* **STATED PROBLEM 1**
Return, word for word, the portion of the AI inference framework description starting at "This document describes guidance" and ending at "to AI systems.".

***** PASSAGE GIVEN

British Standards Institution

Source:: ISO/IEC
Committee:: ART/1 - Artificial Intelligence
Categories:: Information management | Standardization. General rules | ICT | Information technology | Information technology. General

Scope

This document describes guidance for a comprehensive “AI inference framework for AI systems”. The framework includes AI inference concepts and terminology, AI inference modelling and components, AI inference framework processes, and AI inference performance. The AI inference framework is designed for generalized AI systems and is not specific to AI systems.

Purpose

This document describes the “AI inference framework for AI systems”.

Basically, learning and inference are two important processes for building AI systems. The learning process is a phase where AI models acquire knowledge by utilizing data. When AI models ‘learn’, there are several trial-and-error iterations until the results are satisfactory. On the other hand, the inference process is a phase where the trained modes are used to make decisions in real-world applications with many complicated ways. The component of AI inference includes data sources and data destinations through the process of AI systems. These two processes play crucial roles in enhancing the capabilities and performance of AI systems.

**********
***** DATA SECTION

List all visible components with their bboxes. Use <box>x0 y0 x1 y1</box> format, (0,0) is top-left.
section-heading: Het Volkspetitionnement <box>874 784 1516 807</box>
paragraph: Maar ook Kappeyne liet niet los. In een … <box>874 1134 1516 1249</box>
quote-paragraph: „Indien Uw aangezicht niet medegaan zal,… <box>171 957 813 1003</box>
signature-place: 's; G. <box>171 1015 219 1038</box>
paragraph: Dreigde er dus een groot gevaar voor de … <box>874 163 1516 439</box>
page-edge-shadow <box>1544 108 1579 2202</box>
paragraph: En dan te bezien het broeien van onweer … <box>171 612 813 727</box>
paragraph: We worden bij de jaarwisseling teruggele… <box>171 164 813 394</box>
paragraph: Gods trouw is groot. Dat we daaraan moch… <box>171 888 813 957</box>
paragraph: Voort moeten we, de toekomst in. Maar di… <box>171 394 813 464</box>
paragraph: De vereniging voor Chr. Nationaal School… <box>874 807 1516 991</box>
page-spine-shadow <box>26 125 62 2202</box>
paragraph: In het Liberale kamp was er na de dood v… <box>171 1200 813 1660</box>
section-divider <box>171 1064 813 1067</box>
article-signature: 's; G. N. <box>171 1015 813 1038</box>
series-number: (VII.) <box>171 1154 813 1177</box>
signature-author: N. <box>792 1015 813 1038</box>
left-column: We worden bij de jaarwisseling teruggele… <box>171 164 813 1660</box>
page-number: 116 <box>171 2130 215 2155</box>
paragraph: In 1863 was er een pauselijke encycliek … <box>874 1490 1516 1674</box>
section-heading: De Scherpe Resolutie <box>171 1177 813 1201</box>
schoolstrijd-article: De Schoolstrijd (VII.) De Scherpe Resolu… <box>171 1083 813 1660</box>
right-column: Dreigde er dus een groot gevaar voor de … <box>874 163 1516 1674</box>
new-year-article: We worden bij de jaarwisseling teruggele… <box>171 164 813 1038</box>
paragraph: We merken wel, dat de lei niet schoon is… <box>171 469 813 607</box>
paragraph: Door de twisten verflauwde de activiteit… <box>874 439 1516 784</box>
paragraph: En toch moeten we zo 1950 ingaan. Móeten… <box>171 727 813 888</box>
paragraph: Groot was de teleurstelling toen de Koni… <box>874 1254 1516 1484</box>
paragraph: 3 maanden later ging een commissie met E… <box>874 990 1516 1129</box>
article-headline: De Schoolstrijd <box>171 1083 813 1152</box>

**********

* **STATED PROBLEM 2**
Rewrite the records starting at their first line and ending at the line that contains "left-column: We worden", with "section-heading" replaced by "section-title" and nothing else altered. Give only those lines.

* **WRITTEN REPLY 1**
This document describes guidance for a comprehensive “AI inference framework for AI systems”. The framework includes AI inference concepts and terminology, AI inference modelling and components, AI inference framework processes, and AI inference performance. The AI inference framework is designed for generalized AI systems and is not specific to AI systems.

* **WRITTEN REPLY 2**
List all visible components with their bboxes. Use <box>x0 y0 x1 y1</box> format, (0,0) is top-left.
section-title: Het Volkspetitionnement <box>874 784 1516 807</box>
paragraph: Maar ook Kappeyne liet niet los. In een … <box>874 1134 1516 1249</box>
quote-paragraph: „Indien Uw aangezicht niet medegaan zal,… <box>171 957 813 1003</box>
signature-place: 's; G. <box>171 1015 219 1038</box>
paragraph: Dreigde er dus een groot gevaar voor de … <box>874 163 1516 439</box>
page-edge-shadow <box>1544 108 1579 2202</box>
paragraph: En dan te bezien het broeien van onweer … <box>171 612 813 727</box>
paragraph: We worden bij de jaarwisseling teruggele… <box>171 164 813 394</box>
paragraph: Gods trouw is groot. Dat we daaraan moch… <box>171 888 813 957</box>
paragraph: Voort moeten we, de toekomst in. Maar di… <box>171 394 813 464</box>
paragraph: De vereniging voor Chr. Nationaal School… <box>874 807 1516 991</box>
page-spine-shadow <box>26 125 62 2202</box>
paragraph: In het Liberale kamp was er na de dood v… <box>171 1200 813 1660</box>
section-divider <box>171 1064 813 1067</box>
article-signature: 's; G. N. <box>171 1015 813 1038</box>
series-number: (VII.) <box>171 1154 813 1177</box>
signature-author: N. <box>792 1015 813 1038</box>
left-column: We worden bij de jaarwisseling teruggele… <box>171 164 813 1660</box>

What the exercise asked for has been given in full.